## EXERCISE
Retype the material that follows, keeping every word as it is.

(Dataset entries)
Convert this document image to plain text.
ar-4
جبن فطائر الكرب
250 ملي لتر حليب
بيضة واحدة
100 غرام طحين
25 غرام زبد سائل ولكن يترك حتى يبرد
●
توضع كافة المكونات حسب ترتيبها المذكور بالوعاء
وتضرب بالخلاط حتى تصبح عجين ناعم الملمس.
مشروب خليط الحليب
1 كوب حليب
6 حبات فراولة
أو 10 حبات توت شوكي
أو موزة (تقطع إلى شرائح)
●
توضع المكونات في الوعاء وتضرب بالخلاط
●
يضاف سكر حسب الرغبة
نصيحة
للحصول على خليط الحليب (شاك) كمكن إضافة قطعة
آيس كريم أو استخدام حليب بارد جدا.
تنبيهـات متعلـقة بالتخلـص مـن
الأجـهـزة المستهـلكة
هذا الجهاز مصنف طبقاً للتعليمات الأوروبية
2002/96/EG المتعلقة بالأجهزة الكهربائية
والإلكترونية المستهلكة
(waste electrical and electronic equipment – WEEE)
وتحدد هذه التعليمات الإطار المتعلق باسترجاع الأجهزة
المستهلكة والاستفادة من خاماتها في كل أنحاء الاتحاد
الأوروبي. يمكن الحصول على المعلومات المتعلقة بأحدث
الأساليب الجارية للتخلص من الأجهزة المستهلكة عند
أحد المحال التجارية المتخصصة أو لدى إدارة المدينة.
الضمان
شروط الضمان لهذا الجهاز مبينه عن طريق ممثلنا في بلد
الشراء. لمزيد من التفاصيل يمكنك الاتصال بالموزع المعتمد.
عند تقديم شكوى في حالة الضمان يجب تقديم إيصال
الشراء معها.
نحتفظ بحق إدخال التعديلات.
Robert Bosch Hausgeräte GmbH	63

## FINISHED TASK
Convert this document image to plain text.
ar-4
جبن فطائر الكرب
250 ملي لتر حليب
بيضة واحدة
100 غرام طحين
25 غرام زبد سائل ولكن يترك حتى يبرد
●
توضع كافة المكونات حسب ترتيبها المذكور بالوعاء
وتضرب بالخلاط حتى تصبح عجين ناعم الملمس.
مشروب خليط الحليب
1 كوب حليب
6 حبات فراولة
أو 10 حبات توت شوكي
أو موزة (تقطع إلى شرائح)
●
توضع المكونات في الوعاء وتضرب بالخلاط
●
يضاف سكر حسب الرغبة
نصيحة
للحصول على خليط الحليب (شاك) كمكن إضافة قطعة
آيس كريم أو استخدام حليب بارد جدا.
تنبيهـات متعلـقة بالتخلـص مـن
الأجـهـزة المستهـلكة
هذا الجهاز مصنف طبقاً للتعليمات الأوروبية
2002/96/EG المتعلقة بالأجهزة الكهربائية
والإلكترونية المستهلكة
(waste electrical and electronic equipment – WEEE)
وتحدد هذه التعليمات الإطار المتعلق باسترجاع الأجهزة
المستهلكة والاستفادة من خاماتها في كل أنحاء الاتحاد
الأوروبي. يمكن الحصول على المعلومات المتعلقة بأحدث
الأساليب الجارية للتخلص من الأجهزة المستهلكة عند
أحد المحال التجارية المتخصصة أو لدى إدارة المدينة.
الضمان
شروط الضمان لهذا الجهاز مبينه عن طريق ممثلنا في بلد
الشراء. لمزيد من التفاصيل يمكنك الاتصال بالموزع المعتمد.
عند تقديم شكوى في حالة الضمان يجب تقديم إيصال
الشراء معها.
نحتفظ بحق إدخال التعديلات.
Robert Bosch Hausgeräte GmbH	63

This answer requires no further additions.